Source records
*-*-*

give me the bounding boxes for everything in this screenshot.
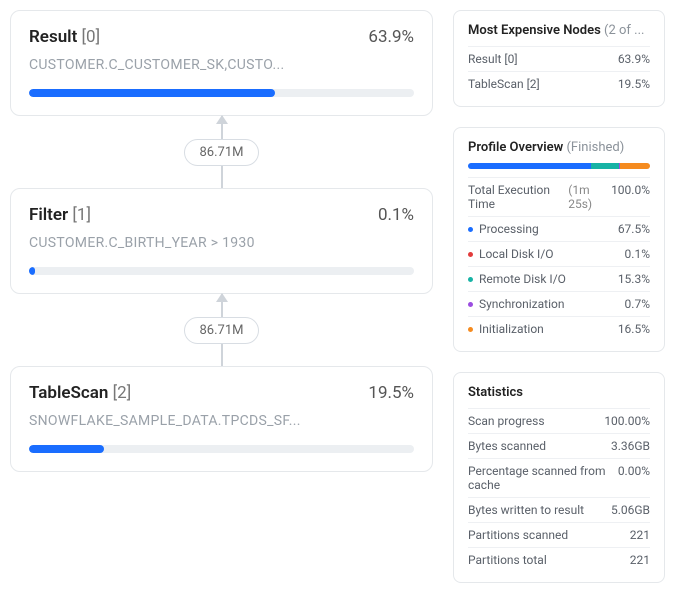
panel-title: Most Expensive Nodes (2 of ... [468,23,650,38]
node-detail: SNOWFLAKE_SAMPLE_DATA.TPCDS_SF... [29,413,414,429]
node-title: Filter [1] [29,205,91,225]
stat-row: Partitions total221 [468,547,650,572]
expensive-row[interactable]: Result [0] 63.9% [468,46,650,71]
statistics-panel: Statistics Scan progress100.00%Bytes sca… [453,372,665,583]
node-percent: 19.5% [368,383,414,403]
time-breakdown-bar [468,163,650,169]
overview-metric-row: Remote Disk I/O15.3% [468,266,650,291]
plan-node-result[interactable]: Result [0] 63.9% CUSTOMER.C_CUSTOMER_SK,… [10,10,433,116]
panel-title: Statistics [468,385,650,400]
stat-row: Scan progress100.00% [468,408,650,433]
expensive-row[interactable]: TableScan [2] 19.5% [468,71,650,96]
edge: 86.71M [10,294,433,366]
node-detail: CUSTOMER.C_CUSTOMER_SK,CUSTO... [29,57,414,73]
overview-metric-row: Synchronization0.7% [468,291,650,316]
overview-metric-row: Processing67.5% [468,216,650,241]
expensive-nodes-panel: Most Expensive Nodes (2 of ... Result [0… [453,10,665,107]
dot-icon [468,252,473,257]
stat-row: Bytes scanned3.36GB [468,433,650,458]
dot-icon [468,227,473,232]
plan-node-filter[interactable]: Filter [1] 0.1% CUSTOMER.C_BIRTH_YEAR > … [10,188,433,294]
stat-row: Bytes written to result5.06GB [468,497,650,522]
overview-metric-row: Local Disk I/O0.1% [468,241,650,266]
node-percent: 0.1% [378,205,414,225]
edge: 86.71M [10,116,433,188]
dot-icon [468,277,473,282]
stat-row: Percentage scanned from cache0.00% [468,458,650,497]
total-execution-row: Total Execution Time (1m 25s) 100.0% [468,177,650,216]
stat-row: Partitions scanned221 [468,522,650,547]
overview-metric-row: Initialization16.5% [468,316,650,341]
plan-node-tablescan[interactable]: TableScan [2] 19.5% SNOWFLAKE_SAMPLE_DAT… [10,366,433,472]
dot-icon [468,327,473,332]
edge-rowcount: 86.71M [184,139,258,166]
arrow-up-icon [216,115,228,124]
panel-title: Profile Overview (Finished) [468,140,650,155]
query-plan-graph: Result [0] 63.9% CUSTOMER.C_CUSTOMER_SK,… [10,10,433,583]
arrow-up-icon [216,293,228,302]
edge-rowcount: 86.71M [184,317,258,344]
profile-overview-panel: Profile Overview (Finished) Total Execut… [453,127,665,352]
node-cost-bar [29,267,414,275]
node-cost-bar [29,445,414,453]
node-title: Result [0] [29,27,100,47]
dot-icon [468,302,473,307]
node-detail: CUSTOMER.C_BIRTH_YEAR > 1930 [29,235,414,251]
node-percent: 63.9% [368,27,414,47]
node-cost-bar [29,89,414,97]
node-title: TableScan [2] [29,383,131,403]
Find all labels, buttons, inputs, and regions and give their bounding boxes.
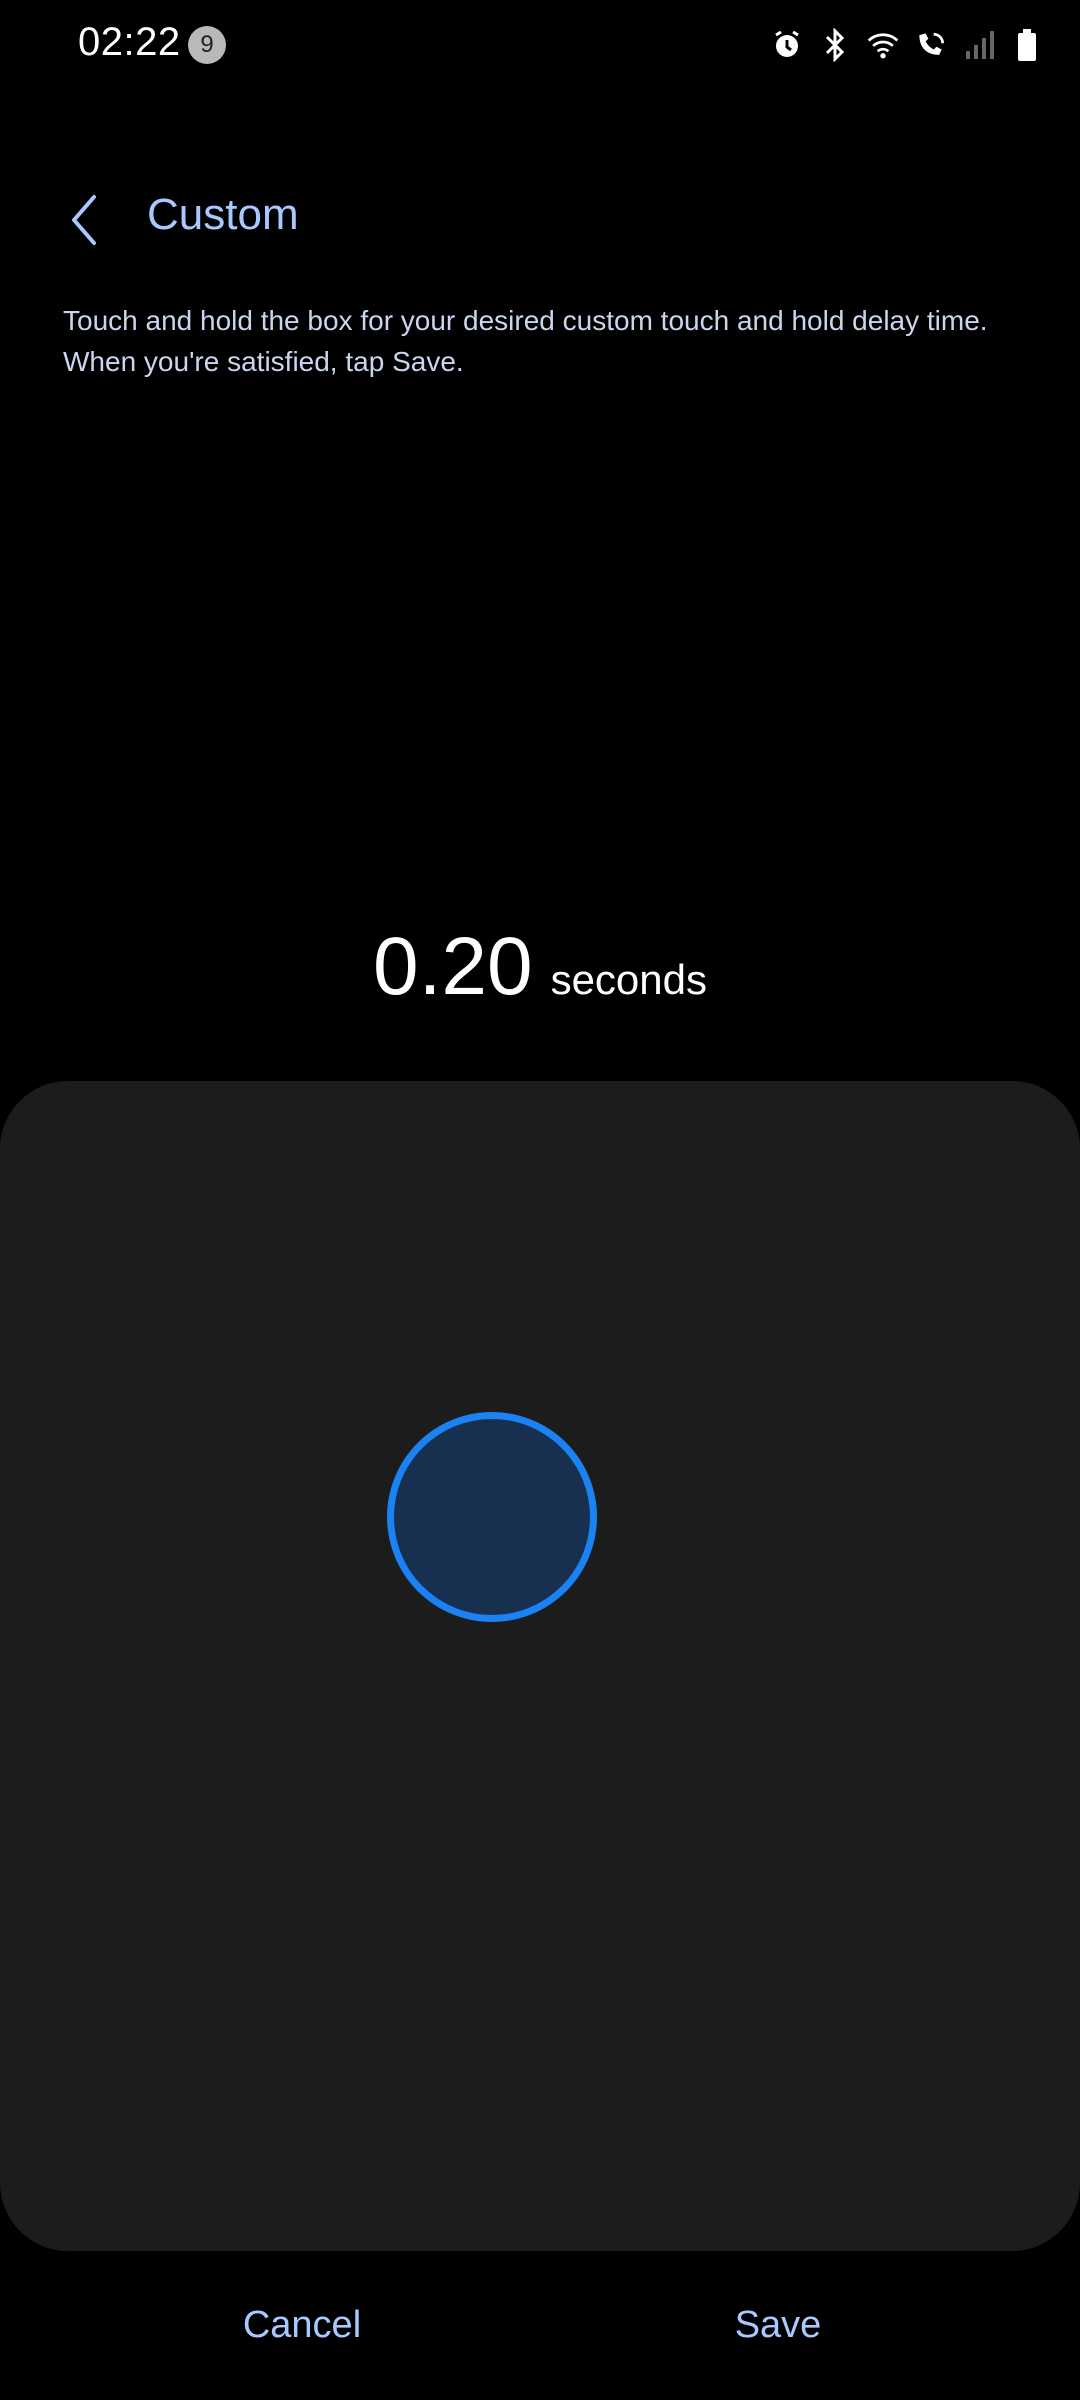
bottom-actions: Cancel Save [0, 2280, 1080, 2370]
touch-hold-box[interactable] [0, 1081, 1080, 2251]
screen: 02:22 9 Custom Touch and hold the box fo… [0, 0, 1080, 2400]
bluetooth-icon [818, 24, 852, 66]
delay-unit: seconds [550, 956, 708, 1003]
wifi-call-icon [914, 24, 948, 66]
status-icons [770, 24, 1044, 66]
touch-indicator-circle [387, 1412, 597, 1622]
save-button[interactable]: Save [628, 2280, 928, 2370]
delay-readout: 0.20 seconds [0, 920, 1080, 1014]
chevron-left-icon [72, 195, 96, 245]
page-title: Custom [147, 190, 299, 239]
delay-value: 0.20 [372, 921, 533, 1012]
notification-count-badge: 9 [188, 26, 226, 64]
status-clock: 02:22 [78, 20, 181, 64]
instructions-text: Touch and hold the box for your desired … [63, 305, 988, 377]
wifi-icon [866, 24, 900, 66]
back-button[interactable] [52, 188, 116, 252]
battery-icon [1010, 24, 1044, 66]
app-bar: Custom [0, 180, 1080, 260]
status-bar: 02:22 9 [0, 0, 1080, 92]
signal-icon [962, 24, 996, 66]
cancel-button[interactable]: Cancel [152, 2280, 452, 2370]
alarm-icon [770, 24, 804, 66]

*-*-*

Challenge
Can you repeat the lines above, from the line containing "bottom-actions: Cancel Save" down to the line containing "instructions-text: Touch and", with both of those lines included?

Task output
bottom-actions: Cancel Save [0, 2280, 1080, 2370]
touch-hold-box[interactable] [0, 1081, 1080, 2251]
screen: 02:22 9 Custom Touch and hold the box fo… [0, 0, 1080, 2400]
bluetooth-icon [818, 24, 852, 66]
delay-unit: seconds [550, 956, 708, 1003]
wifi-call-icon [914, 24, 948, 66]
status-icons [770, 24, 1044, 66]
touch-indicator-circle [387, 1412, 597, 1622]
save-button[interactable]: Save [628, 2280, 928, 2370]
delay-readout: 0.20 seconds [0, 920, 1080, 1014]
chevron-left-icon [72, 195, 96, 245]
page-title: Custom [147, 190, 299, 239]
delay-value: 0.20 [372, 921, 533, 1012]
notification-count-badge: 9 [188, 26, 226, 64]
status-clock: 02:22 [78, 20, 181, 64]
instructions-text: Touch and hold the box for your desired … [63, 305, 988, 377]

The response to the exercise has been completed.